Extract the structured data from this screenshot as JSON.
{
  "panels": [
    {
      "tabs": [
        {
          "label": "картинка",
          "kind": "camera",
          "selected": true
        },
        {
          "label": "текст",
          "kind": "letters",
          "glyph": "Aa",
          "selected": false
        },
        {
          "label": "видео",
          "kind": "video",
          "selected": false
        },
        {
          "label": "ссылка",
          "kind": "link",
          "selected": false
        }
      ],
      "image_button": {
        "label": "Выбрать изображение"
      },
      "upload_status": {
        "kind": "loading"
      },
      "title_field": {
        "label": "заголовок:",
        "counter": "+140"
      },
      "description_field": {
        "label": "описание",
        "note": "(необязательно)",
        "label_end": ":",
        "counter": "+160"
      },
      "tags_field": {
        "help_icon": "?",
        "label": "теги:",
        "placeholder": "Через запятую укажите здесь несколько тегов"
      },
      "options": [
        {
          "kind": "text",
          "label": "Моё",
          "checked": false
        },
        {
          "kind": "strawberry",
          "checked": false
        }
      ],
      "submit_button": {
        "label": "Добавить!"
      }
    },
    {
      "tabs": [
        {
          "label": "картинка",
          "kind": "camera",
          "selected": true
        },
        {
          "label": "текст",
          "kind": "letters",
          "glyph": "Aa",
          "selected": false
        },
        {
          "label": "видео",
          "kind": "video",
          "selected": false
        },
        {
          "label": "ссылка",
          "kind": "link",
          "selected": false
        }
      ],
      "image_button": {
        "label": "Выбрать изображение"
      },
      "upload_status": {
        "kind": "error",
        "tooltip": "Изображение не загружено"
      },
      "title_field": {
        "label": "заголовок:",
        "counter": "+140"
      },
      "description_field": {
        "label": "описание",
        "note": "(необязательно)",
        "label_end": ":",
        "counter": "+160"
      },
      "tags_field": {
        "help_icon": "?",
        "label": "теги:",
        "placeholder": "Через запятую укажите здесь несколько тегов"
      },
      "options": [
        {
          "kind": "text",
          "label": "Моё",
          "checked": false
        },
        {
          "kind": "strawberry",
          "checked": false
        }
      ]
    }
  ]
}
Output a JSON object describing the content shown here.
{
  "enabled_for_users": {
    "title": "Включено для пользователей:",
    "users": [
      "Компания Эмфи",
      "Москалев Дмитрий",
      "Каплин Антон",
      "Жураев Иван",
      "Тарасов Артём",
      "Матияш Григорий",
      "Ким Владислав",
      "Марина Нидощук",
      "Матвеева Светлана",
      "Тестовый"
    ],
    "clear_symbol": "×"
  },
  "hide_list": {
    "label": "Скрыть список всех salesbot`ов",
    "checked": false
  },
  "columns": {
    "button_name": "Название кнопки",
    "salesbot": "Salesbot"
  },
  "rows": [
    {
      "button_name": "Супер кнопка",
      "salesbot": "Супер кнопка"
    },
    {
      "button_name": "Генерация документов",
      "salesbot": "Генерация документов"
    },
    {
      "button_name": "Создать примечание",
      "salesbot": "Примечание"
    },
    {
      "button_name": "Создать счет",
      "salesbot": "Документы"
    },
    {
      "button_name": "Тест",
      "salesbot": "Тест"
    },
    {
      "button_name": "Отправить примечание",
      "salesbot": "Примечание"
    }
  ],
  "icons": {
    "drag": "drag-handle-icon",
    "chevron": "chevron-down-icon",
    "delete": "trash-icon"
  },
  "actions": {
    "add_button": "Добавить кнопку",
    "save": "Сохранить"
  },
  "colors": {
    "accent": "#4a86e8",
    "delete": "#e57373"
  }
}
+++++
▶ [GIVEN PROBLEM]: Retype the entries one by one, exactly.

▶ [PROBLEM SOLUTION]:
Extract the structured data from this screenshot as JSON.
{
  "panels": [
    {
      "tabs": [
        {
          "label": "картинка",
          "kind": "camera",
          "selected": true
        },
        {
          "label": "текст",
          "kind": "letters",
          "glyph": "Aa",
          "selected": false
        },
        {
          "label": "видео",
          "kind": "video",
          "selected": false
        },
        {
          "label": "ссылка",
          "kind": "link",
          "selected": false
        }
      ],
      "image_button": {
        "label": "Выбрать изображение"
      },
      "upload_status": {
        "kind": "loading"
      },
      "title_field": {
        "label": "заголовок:",
        "counter": "+140"
      },
      "description_field": {
        "label": "описание",
        "note": "(необязательно)",
        "label_end": ":",
        "counter": "+160"
      },
      "tags_field": {
        "help_icon": "?",
        "label": "теги:",
        "placeholder": "Через запятую укажите здесь несколько тегов"
      },
      "options": [
        {
          "kind": "text",
          "label": "Моё",
          "checked": false
        },
        {
          "kind": "strawberry",
          "checked": false
        }
      ],
      "submit_button": {
        "label": "Добавить!"
      }
    },
    {
      "tabs": [
        {
          "label": "картинка",
          "kind": "camera",
          "selected": true
        },
        {
          "label": "текст",
          "kind": "letters",
          "glyph": "Aa",
          "selected": false
        },
        {
          "label": "видео",
          "kind": "video",
          "selected": false
        },
        {
          "label": "ссылка",
          "kind": "link",
          "selected": false
        }
      ],
      "image_button": {
        "label": "Выбрать изображение"
      },
      "upload_status": {
        "kind": "error",
        "tooltip": "Изображение не загружено"
      },
      "title_field": {
        "label": "заголовок:",
        "counter": "+140"
      },
      "description_field": {
        "label": "описание",
        "note": "(необязательно)",
        "label_end": ":",
        "counter": "+160"
      },
      "tags_field": {
        "help_icon": "?",
        "label": "теги:",
        "placeholder": "Через запятую укажите здесь несколько тегов"
      },
      "options": [
        {
          "kind": "text",
          "label": "Моё",
          "checked": false
        },
        {
          "kind": "strawberry",
          "checked": false
        }
      ]
    }
  ]
}
Output a JSON object describing the content shown here.
{
  "enabled_for_users": {
    "title": "Включено для пользователей:",
    "users": [
      "Компания Эмфи",
      "Москалев Дмитрий",
      "Каплин Антон",
      "Жураев Иван",
      "Тарасов Артём",
      "Матияш Григорий",
      "Ким Владислав",
      "Марина Нидощук",
      "Матвеева Светлана",
      "Тестовый"
    ],
    "clear_symbol": "×"
  },
  "hide_list": {
    "label": "Скрыть список всех salesbot`ов",
    "checked": false
  },
  "columns": {
    "button_name": "Название кнопки",
    "salesbot": "Salesbot"
  },
  "rows": [
    {
      "button_name": "Супер кнопка",
      "salesbot": "Супер кнопка"
    },
    {
      "button_name": "Генерация документов",
      "salesbot": "Генерация документов"
    },
    {
      "button_name": "Создать примечание",
      "salesbot": "Примечание"
    },
    {
      "button_name": "Создать счет",
      "salesbot": "Документы"
    },
    {
      "button_name": "Тест",
      "salesbot": "Тест"
    },
    {
      "button_name": "Отправить примечание",
      "salesbot": "Примечание"
    }
  ],
  "icons": {
    "drag": "drag-handle-icon",
    "chevron": "chevron-down-icon",
    "delete": "trash-icon"
  },
  "actions": {
    "add_button": "Добавить кнопку",
    "save": "Сохранить"
  },
  "colors": {
    "accent": "#4a86e8",
    "delete": "#e57373"
  }
}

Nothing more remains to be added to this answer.